Task statement: Determine how many lines in the entries below include "light". The reply should be that number and nothing else.

[Figure contents as structured data]
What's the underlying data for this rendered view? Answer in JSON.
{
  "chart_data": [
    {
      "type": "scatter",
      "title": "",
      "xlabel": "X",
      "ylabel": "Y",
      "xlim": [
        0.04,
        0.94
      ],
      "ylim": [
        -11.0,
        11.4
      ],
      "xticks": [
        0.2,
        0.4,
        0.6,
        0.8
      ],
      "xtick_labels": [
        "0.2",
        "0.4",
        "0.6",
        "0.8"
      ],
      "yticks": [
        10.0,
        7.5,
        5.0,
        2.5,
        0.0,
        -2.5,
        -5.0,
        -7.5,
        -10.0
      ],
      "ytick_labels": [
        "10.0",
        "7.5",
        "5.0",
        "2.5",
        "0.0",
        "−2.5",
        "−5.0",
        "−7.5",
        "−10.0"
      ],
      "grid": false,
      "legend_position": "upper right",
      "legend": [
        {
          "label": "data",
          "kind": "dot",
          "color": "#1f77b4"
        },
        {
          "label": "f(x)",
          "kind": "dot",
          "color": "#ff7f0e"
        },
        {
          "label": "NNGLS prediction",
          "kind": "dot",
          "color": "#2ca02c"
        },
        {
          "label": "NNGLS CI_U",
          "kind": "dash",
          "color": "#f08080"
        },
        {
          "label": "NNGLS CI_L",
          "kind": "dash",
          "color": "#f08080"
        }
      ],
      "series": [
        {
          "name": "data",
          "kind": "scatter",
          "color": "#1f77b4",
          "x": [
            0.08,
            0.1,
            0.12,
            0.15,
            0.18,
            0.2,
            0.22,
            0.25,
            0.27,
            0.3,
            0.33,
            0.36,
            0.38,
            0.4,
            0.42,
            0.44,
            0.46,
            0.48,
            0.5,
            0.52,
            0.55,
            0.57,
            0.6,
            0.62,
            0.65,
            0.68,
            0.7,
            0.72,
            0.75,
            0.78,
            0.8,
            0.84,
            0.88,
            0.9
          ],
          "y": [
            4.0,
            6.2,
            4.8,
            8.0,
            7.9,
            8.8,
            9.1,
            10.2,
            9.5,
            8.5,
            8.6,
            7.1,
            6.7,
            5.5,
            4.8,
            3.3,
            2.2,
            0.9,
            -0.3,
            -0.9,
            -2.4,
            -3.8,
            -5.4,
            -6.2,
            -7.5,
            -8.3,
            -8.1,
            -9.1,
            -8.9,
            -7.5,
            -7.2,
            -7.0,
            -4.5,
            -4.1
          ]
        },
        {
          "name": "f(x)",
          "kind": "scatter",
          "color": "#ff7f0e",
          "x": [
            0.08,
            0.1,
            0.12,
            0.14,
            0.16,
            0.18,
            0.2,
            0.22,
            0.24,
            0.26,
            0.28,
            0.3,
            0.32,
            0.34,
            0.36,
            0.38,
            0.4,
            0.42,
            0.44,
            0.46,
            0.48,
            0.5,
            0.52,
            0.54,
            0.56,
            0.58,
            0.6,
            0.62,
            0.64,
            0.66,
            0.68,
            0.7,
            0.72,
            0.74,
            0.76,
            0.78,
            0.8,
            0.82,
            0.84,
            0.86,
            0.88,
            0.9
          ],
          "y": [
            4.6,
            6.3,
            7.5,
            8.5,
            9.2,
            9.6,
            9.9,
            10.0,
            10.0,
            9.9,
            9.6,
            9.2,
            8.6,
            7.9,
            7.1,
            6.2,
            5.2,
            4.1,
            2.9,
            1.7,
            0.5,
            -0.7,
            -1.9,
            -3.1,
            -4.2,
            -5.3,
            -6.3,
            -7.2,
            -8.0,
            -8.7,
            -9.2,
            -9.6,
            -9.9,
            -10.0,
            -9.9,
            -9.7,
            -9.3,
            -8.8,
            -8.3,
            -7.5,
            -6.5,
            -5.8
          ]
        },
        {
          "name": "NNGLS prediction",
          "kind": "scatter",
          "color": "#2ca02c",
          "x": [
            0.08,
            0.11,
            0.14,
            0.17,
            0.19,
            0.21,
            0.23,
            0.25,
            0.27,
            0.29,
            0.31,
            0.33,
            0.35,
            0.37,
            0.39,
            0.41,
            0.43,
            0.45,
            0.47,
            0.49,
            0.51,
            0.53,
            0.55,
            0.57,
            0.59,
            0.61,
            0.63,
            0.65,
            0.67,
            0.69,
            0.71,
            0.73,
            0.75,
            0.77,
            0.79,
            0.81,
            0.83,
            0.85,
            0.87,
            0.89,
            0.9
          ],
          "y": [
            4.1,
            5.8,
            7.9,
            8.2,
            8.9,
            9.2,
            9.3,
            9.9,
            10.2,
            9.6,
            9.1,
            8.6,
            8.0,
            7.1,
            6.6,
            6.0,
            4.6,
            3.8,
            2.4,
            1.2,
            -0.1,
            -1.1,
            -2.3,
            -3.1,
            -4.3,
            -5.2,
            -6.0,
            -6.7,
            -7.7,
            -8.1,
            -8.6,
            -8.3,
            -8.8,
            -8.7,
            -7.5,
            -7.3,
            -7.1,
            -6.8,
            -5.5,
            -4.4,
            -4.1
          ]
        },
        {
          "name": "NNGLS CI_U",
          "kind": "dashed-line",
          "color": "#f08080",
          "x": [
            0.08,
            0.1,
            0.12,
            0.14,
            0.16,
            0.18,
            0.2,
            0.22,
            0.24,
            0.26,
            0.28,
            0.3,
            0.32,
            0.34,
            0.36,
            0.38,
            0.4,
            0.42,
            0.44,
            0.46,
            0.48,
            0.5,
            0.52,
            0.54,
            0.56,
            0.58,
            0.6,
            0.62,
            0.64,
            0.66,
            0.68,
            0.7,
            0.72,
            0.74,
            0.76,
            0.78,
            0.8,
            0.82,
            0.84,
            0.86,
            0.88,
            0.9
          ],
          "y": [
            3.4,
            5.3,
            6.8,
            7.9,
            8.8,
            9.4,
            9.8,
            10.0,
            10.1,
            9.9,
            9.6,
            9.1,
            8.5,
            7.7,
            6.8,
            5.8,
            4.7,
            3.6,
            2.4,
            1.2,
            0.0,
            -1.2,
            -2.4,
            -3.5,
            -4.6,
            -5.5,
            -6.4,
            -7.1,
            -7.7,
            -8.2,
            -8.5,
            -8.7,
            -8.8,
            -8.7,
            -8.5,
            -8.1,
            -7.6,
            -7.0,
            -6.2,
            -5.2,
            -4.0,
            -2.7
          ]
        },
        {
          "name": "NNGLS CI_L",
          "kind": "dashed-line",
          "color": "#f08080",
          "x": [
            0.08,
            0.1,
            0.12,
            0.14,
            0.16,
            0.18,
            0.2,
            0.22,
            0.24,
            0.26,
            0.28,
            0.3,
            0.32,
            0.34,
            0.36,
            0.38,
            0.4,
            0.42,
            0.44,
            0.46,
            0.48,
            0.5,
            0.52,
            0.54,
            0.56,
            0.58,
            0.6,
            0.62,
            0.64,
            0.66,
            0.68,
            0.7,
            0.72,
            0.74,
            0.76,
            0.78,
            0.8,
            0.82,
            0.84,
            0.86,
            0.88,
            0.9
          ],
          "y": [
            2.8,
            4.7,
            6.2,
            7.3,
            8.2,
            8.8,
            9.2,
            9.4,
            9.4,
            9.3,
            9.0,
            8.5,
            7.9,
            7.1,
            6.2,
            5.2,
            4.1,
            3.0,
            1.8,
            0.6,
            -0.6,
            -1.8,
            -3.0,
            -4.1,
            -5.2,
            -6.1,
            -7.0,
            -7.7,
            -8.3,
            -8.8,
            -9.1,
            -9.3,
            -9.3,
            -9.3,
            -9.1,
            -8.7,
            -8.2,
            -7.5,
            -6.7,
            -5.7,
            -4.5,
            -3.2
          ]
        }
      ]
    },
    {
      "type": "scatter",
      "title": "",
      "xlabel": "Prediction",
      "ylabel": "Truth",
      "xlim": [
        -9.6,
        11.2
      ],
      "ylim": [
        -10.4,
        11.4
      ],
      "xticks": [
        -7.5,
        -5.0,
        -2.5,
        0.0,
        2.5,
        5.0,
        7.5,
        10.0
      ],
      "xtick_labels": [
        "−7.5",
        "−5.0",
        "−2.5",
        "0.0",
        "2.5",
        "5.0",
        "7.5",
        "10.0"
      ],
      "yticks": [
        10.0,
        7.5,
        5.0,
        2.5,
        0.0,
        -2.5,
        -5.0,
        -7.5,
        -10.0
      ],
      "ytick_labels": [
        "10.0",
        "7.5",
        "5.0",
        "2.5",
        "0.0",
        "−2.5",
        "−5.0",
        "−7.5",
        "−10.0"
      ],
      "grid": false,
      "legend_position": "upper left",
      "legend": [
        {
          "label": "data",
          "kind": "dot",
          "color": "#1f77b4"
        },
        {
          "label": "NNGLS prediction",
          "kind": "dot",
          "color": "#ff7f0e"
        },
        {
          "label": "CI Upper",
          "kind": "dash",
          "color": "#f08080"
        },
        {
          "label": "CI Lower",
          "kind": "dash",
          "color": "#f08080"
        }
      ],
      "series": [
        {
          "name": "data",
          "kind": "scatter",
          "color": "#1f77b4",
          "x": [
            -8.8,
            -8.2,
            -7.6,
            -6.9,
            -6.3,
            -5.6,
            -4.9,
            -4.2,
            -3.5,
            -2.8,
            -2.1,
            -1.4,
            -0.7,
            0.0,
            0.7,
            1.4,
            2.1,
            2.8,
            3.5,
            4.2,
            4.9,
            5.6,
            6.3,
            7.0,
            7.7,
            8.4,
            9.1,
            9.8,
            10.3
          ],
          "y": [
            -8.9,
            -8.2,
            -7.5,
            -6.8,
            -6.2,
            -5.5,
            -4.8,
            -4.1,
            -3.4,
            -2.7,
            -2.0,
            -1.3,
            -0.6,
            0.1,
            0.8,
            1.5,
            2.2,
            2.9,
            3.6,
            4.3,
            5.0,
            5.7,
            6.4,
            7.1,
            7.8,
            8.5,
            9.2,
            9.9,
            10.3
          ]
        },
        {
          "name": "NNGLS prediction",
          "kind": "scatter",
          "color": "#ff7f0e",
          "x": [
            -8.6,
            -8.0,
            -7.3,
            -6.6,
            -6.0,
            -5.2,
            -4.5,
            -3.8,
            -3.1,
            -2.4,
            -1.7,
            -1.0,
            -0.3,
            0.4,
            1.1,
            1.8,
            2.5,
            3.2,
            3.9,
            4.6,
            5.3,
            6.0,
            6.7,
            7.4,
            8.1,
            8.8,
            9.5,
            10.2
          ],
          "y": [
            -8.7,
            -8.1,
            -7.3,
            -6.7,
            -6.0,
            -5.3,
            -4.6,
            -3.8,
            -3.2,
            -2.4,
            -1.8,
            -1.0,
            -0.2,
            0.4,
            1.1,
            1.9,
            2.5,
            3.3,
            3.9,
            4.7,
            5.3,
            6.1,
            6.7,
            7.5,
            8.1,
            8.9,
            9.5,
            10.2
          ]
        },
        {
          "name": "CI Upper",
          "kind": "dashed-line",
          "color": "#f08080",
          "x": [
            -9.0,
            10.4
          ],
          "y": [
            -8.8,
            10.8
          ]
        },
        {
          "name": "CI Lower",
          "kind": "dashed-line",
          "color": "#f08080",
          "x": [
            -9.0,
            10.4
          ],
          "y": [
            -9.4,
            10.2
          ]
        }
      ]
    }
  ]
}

* * *

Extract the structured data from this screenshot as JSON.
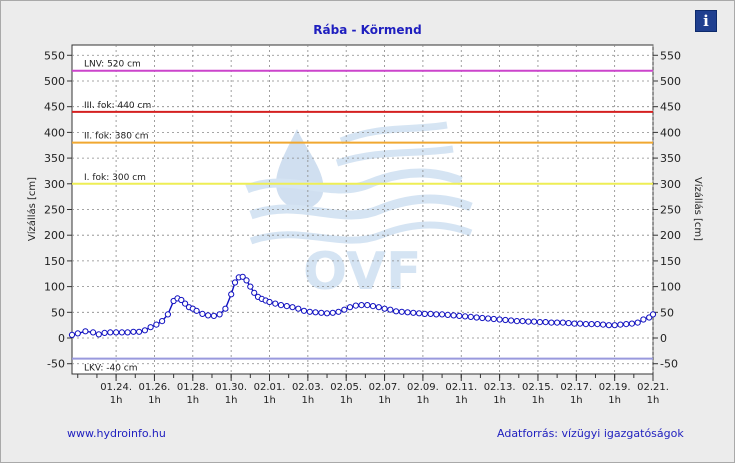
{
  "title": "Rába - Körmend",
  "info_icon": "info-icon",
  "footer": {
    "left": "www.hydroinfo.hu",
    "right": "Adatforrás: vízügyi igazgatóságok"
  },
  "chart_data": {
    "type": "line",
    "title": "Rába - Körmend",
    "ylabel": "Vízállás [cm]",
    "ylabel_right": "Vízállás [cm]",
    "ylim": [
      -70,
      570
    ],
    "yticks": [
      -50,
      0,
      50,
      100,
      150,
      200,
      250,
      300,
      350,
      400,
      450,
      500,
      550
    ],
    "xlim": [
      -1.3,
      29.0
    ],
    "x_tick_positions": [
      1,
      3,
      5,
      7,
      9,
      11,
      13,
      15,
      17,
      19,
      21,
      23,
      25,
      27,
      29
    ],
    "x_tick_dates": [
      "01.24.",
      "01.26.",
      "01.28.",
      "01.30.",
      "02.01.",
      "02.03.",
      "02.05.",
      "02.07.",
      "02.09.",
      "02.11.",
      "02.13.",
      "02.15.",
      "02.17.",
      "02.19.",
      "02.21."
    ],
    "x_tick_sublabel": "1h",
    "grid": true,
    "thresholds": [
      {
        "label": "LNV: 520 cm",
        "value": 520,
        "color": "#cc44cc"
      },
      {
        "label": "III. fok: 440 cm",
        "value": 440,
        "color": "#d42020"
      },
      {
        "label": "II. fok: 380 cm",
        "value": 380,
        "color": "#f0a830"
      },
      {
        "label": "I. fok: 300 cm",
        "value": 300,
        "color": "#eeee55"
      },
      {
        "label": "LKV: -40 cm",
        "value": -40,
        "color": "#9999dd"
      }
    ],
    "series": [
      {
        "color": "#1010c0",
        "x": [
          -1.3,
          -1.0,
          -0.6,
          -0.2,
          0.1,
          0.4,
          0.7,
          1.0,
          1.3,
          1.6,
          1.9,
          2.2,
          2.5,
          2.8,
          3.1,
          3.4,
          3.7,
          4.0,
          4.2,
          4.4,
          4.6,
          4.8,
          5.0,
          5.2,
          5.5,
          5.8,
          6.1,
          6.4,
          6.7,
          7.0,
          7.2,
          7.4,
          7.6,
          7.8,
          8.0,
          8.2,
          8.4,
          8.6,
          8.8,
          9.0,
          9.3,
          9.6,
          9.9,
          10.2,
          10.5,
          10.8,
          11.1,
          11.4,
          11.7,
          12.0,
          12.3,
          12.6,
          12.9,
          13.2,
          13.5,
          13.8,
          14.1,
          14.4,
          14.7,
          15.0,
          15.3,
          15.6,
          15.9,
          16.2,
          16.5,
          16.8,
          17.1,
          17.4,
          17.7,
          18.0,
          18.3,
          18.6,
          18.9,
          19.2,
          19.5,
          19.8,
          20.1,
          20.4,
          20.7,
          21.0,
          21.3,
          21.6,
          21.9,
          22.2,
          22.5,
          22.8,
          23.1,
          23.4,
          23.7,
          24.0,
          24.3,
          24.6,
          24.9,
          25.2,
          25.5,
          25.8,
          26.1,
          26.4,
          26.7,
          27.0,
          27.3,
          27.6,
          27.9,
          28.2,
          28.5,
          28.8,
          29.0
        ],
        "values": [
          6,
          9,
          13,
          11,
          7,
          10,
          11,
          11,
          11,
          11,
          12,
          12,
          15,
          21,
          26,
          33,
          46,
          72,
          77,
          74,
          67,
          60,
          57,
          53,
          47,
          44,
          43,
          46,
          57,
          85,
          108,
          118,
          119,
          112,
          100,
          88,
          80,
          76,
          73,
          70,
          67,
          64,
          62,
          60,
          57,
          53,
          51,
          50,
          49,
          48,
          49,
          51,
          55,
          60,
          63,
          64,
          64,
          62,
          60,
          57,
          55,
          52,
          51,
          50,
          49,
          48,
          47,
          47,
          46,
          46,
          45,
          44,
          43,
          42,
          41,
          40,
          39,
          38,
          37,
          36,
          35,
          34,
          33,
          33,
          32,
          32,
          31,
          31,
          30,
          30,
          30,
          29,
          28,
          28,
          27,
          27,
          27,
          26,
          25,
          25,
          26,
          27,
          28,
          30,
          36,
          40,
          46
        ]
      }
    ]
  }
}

...

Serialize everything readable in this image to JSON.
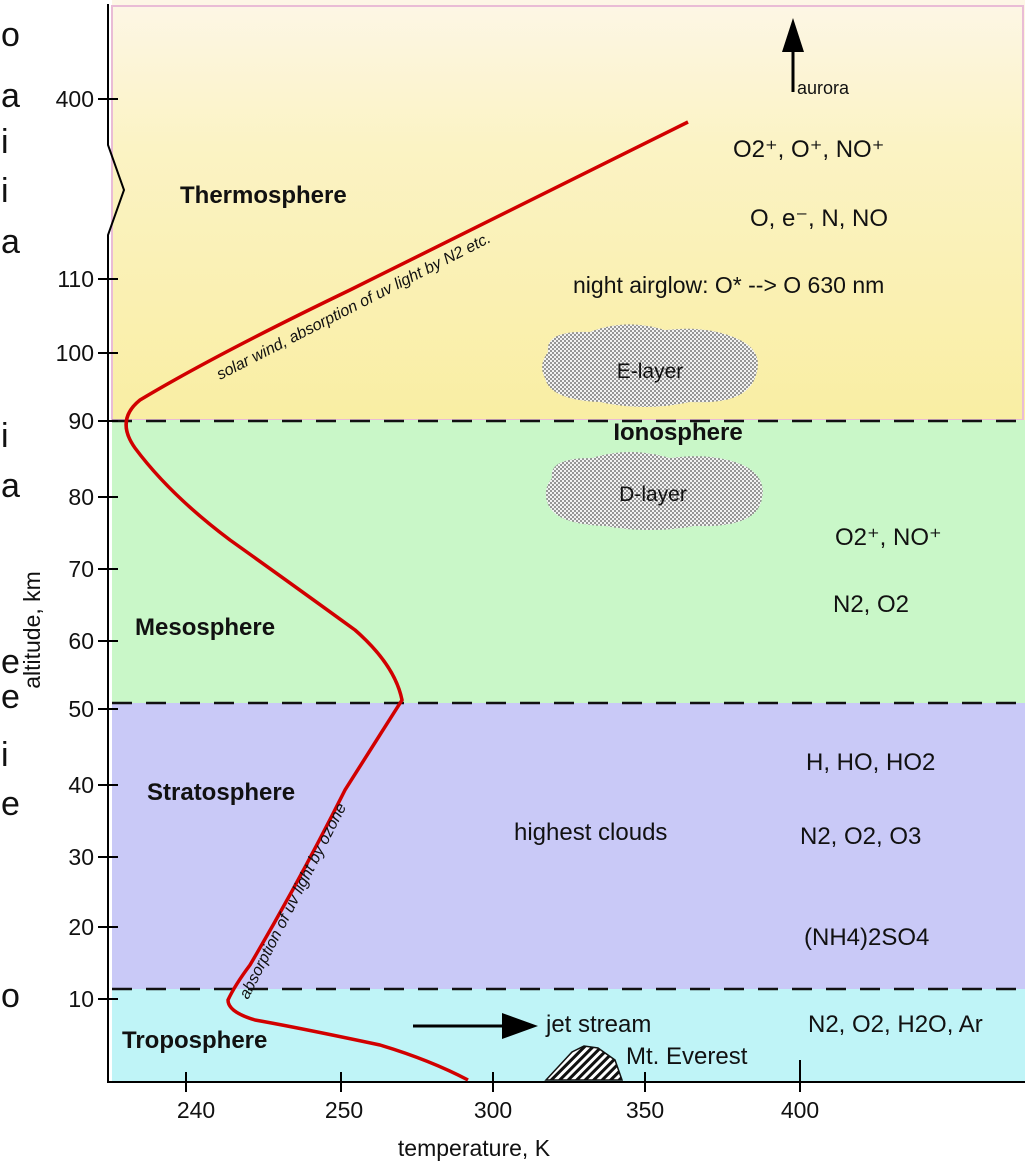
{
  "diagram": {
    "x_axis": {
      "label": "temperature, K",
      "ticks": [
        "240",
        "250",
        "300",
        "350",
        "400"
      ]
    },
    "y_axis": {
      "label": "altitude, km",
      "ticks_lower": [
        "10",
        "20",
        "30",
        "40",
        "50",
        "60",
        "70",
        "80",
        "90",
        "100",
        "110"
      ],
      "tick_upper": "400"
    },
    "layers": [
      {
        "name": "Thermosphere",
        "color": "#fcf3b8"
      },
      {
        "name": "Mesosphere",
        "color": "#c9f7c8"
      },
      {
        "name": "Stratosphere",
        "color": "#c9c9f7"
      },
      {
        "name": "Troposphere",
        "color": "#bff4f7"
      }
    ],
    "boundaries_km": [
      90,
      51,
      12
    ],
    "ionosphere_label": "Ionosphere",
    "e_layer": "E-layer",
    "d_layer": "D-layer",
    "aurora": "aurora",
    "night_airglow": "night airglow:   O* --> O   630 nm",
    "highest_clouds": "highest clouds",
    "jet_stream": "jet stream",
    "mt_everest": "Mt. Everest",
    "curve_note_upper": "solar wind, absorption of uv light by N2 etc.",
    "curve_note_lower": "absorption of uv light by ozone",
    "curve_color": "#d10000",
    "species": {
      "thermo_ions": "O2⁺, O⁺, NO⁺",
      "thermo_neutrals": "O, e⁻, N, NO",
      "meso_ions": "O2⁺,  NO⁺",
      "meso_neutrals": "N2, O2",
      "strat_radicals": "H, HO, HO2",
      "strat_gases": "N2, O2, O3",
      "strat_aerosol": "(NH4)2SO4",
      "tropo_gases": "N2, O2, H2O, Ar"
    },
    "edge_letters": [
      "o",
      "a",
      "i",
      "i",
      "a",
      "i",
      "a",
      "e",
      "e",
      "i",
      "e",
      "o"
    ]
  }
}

Completed task: 2